## START Input material
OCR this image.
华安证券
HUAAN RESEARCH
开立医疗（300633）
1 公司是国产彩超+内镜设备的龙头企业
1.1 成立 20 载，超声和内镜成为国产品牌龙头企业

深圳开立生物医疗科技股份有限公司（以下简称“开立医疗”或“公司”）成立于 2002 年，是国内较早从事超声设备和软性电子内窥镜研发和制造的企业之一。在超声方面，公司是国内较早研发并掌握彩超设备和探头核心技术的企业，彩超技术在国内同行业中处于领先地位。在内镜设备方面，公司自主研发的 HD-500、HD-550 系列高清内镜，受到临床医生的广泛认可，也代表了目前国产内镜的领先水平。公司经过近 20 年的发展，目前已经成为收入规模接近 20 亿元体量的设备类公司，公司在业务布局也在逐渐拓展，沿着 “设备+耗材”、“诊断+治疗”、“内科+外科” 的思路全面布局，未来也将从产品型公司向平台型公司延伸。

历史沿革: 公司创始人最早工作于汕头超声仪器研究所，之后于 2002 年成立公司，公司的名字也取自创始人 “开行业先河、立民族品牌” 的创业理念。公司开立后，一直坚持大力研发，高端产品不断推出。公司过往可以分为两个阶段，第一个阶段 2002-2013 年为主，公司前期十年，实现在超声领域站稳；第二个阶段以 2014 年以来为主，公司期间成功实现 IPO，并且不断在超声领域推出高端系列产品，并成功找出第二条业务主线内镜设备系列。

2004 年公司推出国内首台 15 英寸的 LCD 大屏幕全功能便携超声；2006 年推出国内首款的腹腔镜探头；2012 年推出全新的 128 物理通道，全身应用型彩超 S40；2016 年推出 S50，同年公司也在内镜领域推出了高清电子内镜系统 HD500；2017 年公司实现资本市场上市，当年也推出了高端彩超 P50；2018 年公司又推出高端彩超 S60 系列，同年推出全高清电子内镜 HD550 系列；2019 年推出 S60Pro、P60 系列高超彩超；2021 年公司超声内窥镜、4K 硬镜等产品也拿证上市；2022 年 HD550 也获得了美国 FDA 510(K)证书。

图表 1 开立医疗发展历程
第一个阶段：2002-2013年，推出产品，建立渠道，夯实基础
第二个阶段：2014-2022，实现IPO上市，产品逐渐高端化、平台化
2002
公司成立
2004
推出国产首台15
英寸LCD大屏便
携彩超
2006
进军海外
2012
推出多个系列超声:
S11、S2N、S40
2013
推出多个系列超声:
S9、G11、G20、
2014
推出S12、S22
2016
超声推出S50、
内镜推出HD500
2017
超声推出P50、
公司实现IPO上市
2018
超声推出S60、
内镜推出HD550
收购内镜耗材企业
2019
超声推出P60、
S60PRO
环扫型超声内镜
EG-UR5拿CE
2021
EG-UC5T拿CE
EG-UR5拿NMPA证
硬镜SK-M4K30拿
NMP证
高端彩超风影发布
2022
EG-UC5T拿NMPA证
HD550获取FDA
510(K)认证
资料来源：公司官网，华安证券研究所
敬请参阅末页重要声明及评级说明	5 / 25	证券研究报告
## END Input material
# Objective:
Restate the listing above word for word.

# Expected answer:
OCR this image.
华安证券
HUAAN RESEARCH
开立医疗（300633）
1 公司是国产彩超+内镜设备的龙头企业
1.1 成立 20 载，超声和内镜成为国产品牌龙头企业

深圳开立生物医疗科技股份有限公司（以下简称“开立医疗”或“公司”）成立于 2002 年，是国内较早从事超声设备和软性电子内窥镜研发和制造的企业之一。在超声方面，公司是国内较早研发并掌握彩超设备和探头核心技术的企业，彩超技术在国内同行业中处于领先地位。在内镜设备方面，公司自主研发的 HD-500、HD-550 系列高清内镜，受到临床医生的广泛认可，也代表了目前国产内镜的领先水平。公司经过近 20 年的发展，目前已经成为收入规模接近 20 亿元体量的设备类公司，公司在业务布局也在逐渐拓展，沿着 “设备+耗材”、“诊断+治疗”、“内科+外科” 的思路全面布局，未来也将从产品型公司向平台型公司延伸。

历史沿革: 公司创始人最早工作于汕头超声仪器研究所，之后于 2002 年成立公司，公司的名字也取自创始人 “开行业先河、立民族品牌” 的创业理念。公司开立后，一直坚持大力研发，高端产品不断推出。公司过往可以分为两个阶段，第一个阶段 2002-2013 年为主，公司前期十年，实现在超声领域站稳；第二个阶段以 2014 年以来为主，公司期间成功实现 IPO，并且不断在超声领域推出高端系列产品，并成功找出第二条业务主线内镜设备系列。

2004 年公司推出国内首台 15 英寸的 LCD 大屏幕全功能便携超声；2006 年推出国内首款的腹腔镜探头；2012 年推出全新的 128 物理通道，全身应用型彩超 S40；2016 年推出 S50，同年公司也在内镜领域推出了高清电子内镜系统 HD500；2017 年公司实现资本市场上市，当年也推出了高端彩超 P50；2018 年公司又推出高端彩超 S60 系列，同年推出全高清电子内镜 HD550 系列；2019 年推出 S60Pro、P60 系列高超彩超；2021 年公司超声内窥镜、4K 硬镜等产品也拿证上市；2022 年 HD550 也获得了美国 FDA 510(K)证书。

图表 1 开立医疗发展历程
第一个阶段：2002-2013年，推出产品，建立渠道，夯实基础
第二个阶段：2014-2022，实现IPO上市，产品逐渐高端化、平台化
2002
公司成立
2004
推出国产首台15
英寸LCD大屏便
携彩超
2006
进军海外
2012
推出多个系列超声:
S11、S2N、S40
2013
推出多个系列超声:
S9、G11、G20、
2014
推出S12、S22
2016
超声推出S50、
内镜推出HD500
2017
超声推出P50、
公司实现IPO上市
2018
超声推出S60、
内镜推出HD550
收购内镜耗材企业
2019
超声推出P60、
S60PRO
环扫型超声内镜
EG-UR5拿CE
2021
EG-UC5T拿CE
EG-UR5拿NMPA证
硬镜SK-M4K30拿
NMP证
高端彩超风影发布
2022
EG-UC5T拿NMPA证
HD550获取FDA
510(K)认证
资料来源：公司官网，华安证券研究所
敬请参阅末页重要声明及评级说明	5 / 25	证券研究报告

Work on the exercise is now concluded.